● Exercise
Rewrite the SA-DWT passage, everything from "If a traditional" down to "up to four.", putting "wait cycles" in place of "stalls".

● Given passage
After the discussion of the concepts and algorithms of SA-DWT, we can summary several hardware implementation issues of SA-DWT. First, the filtering operations of DWT computation must be performed as required. Second, complex boundary extension conditions belonging to each line segment must be solved without overhead. Third, suitable operations for target subsampling strategy should also be considered. Finally, the same as the frame-based transformation of traditional DWT, the huge memory requirement is also a big problem for SA-DWT.

Here we emphasize on the second issue, which is the most significant problem for SA-DWT compared to traditional DWT. Fig. 3 shows the conditions that type B boundary extension is applied to several very short line segments.

n=1 a a a a a n=2 b a b a b a b a n=3 a b c b a b c b a b c n=4 a b c d c b a b c d c b a b c d

Figure 3: Type B Boundary extension for several very short line segments

If a traditional convolution-based DWT architecture is used for SA-DWT, then several problems are induced. One should use a finite state machine (FSM) controller with extremely high complexity and a large amount of multiplexers to maintain a regular data flow or do nothing but just introduce excess stalls for the boundary extension such that the data flow become irregular. Moreover, the ratio of required stalls to pixels becomes higher as the line segment becomes shorter. Assume the input samples are one even/odd pair in one clock cycle, Table 1 lists some overhead conditions induced by using traditional convolution-based DWT architecture for SA-DWT. In the worst case, the overhead ratio is even up to four.

● Source material
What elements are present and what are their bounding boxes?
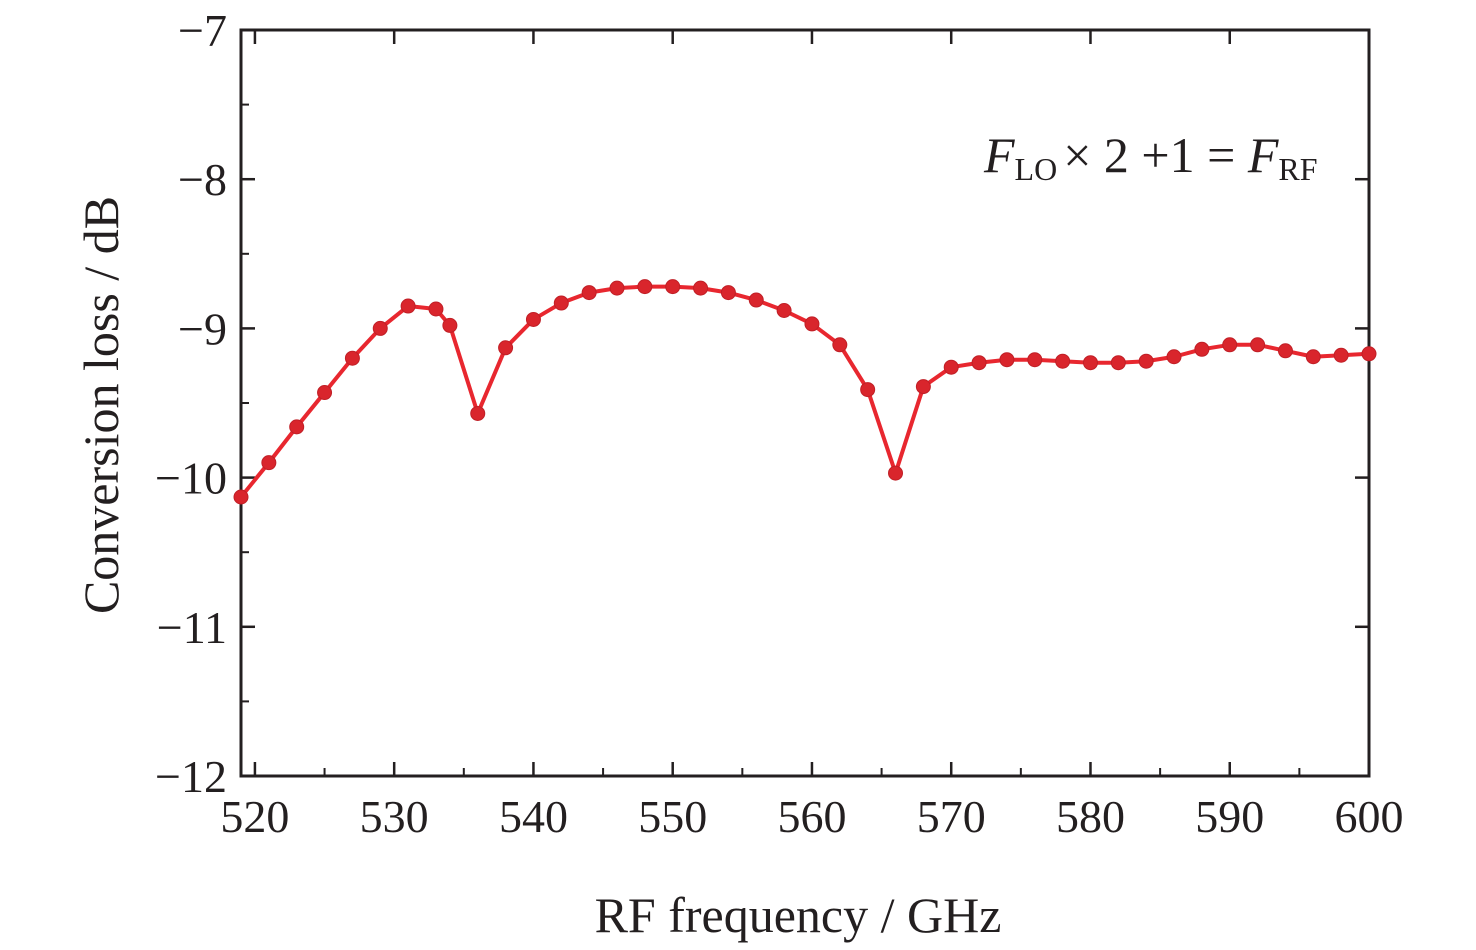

● Correct response
If a traditional convolution-based DWT architecture is used for SA-DWT, then several problems are induced. One should use a finite state machine (FSM) controller with extremely high complexity and a large amount of multiplexers to maintain a regular data flow or do nothing but just introduce excess wait cycles for the boundary extension such that the data flow become irregular. Moreover, the ratio of required wait cycles to pixels becomes higher as the line segment becomes shorter. Assume the input samples are one even/odd pair in one clock cycle, Table 1 lists some overhead conditions induced by using traditional convolution-based DWT architecture for SA-DWT. In the worst case, the overhead ratio is even up to four.